DATA PROVIDED
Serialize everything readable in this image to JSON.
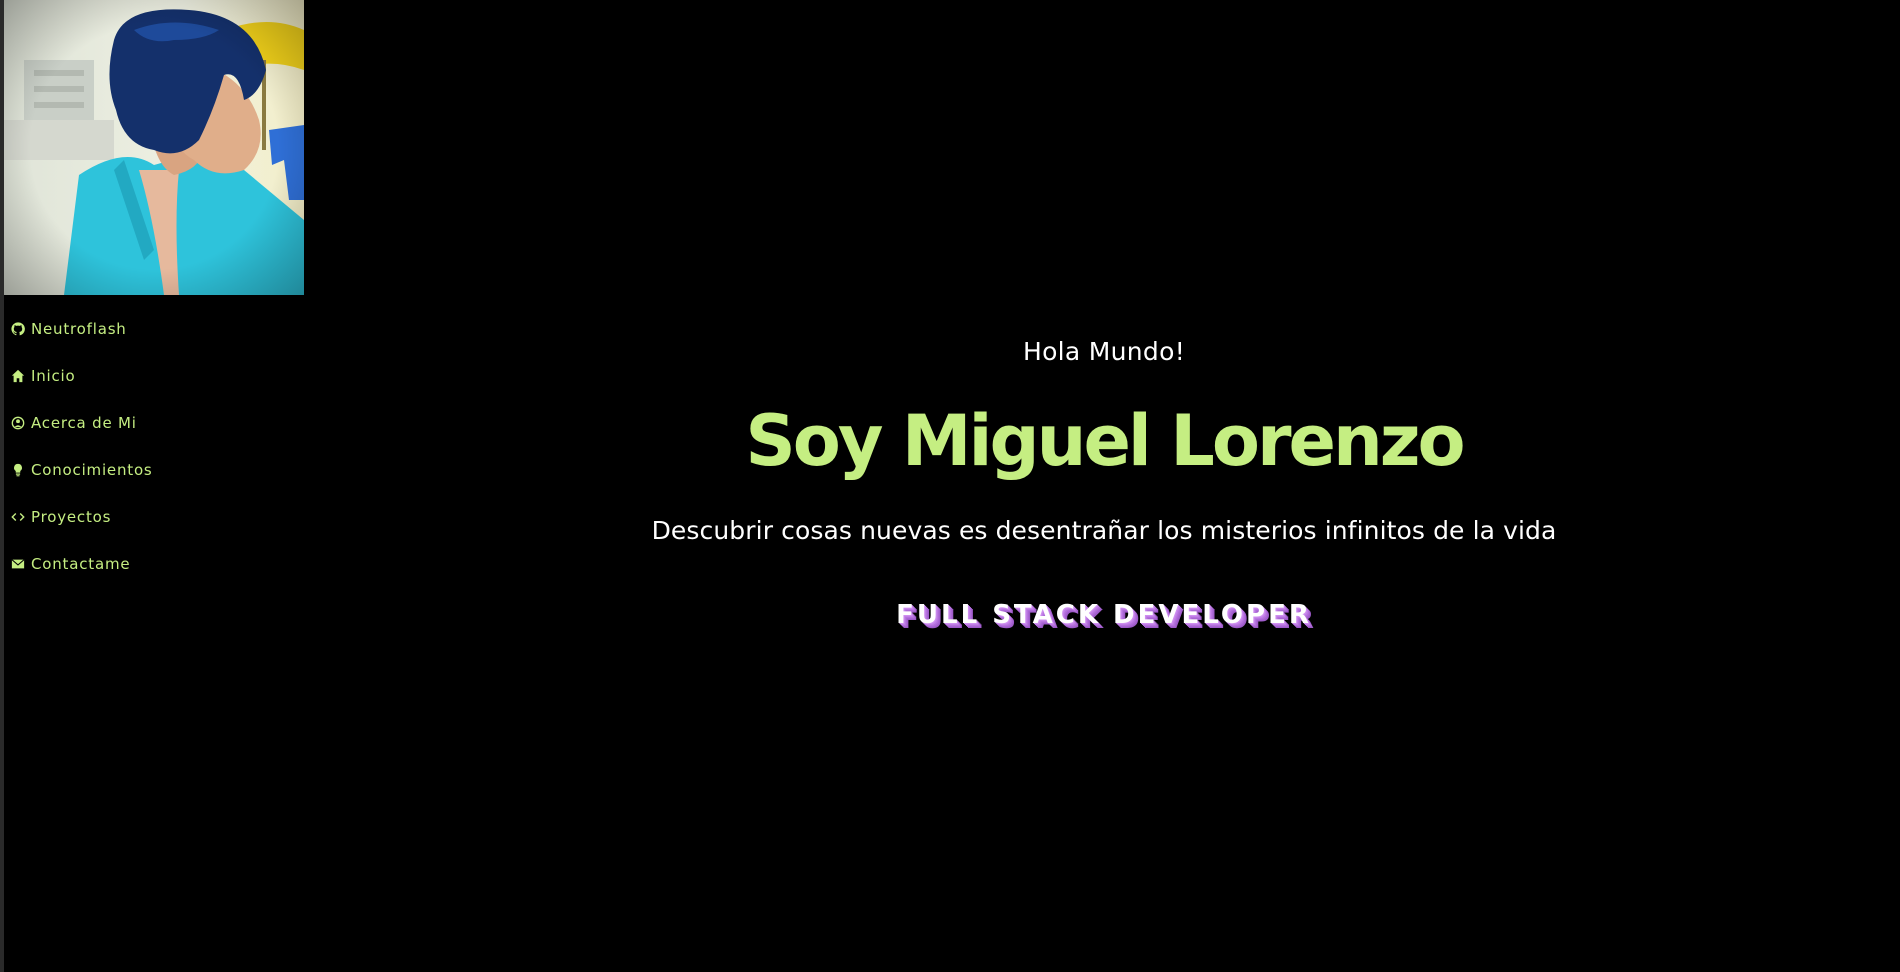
{
  "sidebar": {
    "avatar_alt": "profile-photo",
    "items": [
      {
        "label": "Neutroflash",
        "icon": "github-icon"
      },
      {
        "label": "Inicio",
        "icon": "home-icon"
      },
      {
        "label": "Acerca de Mi",
        "icon": "user-circle-icon"
      },
      {
        "label": "Conocimientos",
        "icon": "lightbulb-icon"
      },
      {
        "label": "Proyectos",
        "icon": "code-icon"
      },
      {
        "label": "Contactame",
        "icon": "envelope-icon"
      }
    ]
  },
  "hero": {
    "greeting": "Hola Mundo!",
    "name": "Soy Miguel Lorenzo",
    "tagline": "Descubrir cosas nuevas es desentrañar los misterios infinitos de la vida",
    "role": "FULL STACK DEVELOPER"
  },
  "colors": {
    "accent": "#c5ee82",
    "background": "#000000",
    "text": "#ffffff",
    "role_shadow": "#b36fdc"
  }
}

DIRECTIVE
Print all the records again exactly; do not include any picture.

WORKED ANSWER
Serialize everything readable in this image to JSON.
{
  "sidebar": {
    "avatar_alt": "profile-photo",
    "items": [
      {
        "label": "Neutroflash",
        "icon": "github-icon"
      },
      {
        "label": "Inicio",
        "icon": "home-icon"
      },
      {
        "label": "Acerca de Mi",
        "icon": "user-circle-icon"
      },
      {
        "label": "Conocimientos",
        "icon": "lightbulb-icon"
      },
      {
        "label": "Proyectos",
        "icon": "code-icon"
      },
      {
        "label": "Contactame",
        "icon": "envelope-icon"
      }
    ]
  },
  "hero": {
    "greeting": "Hola Mundo!",
    "name": "Soy Miguel Lorenzo",
    "tagline": "Descubrir cosas nuevas es desentrañar los misterios infinitos de la vida",
    "role": "FULL STACK DEVELOPER"
  },
  "colors": {
    "accent": "#c5ee82",
    "background": "#000000",
    "text": "#ffffff",
    "role_shadow": "#b36fdc"
  }
}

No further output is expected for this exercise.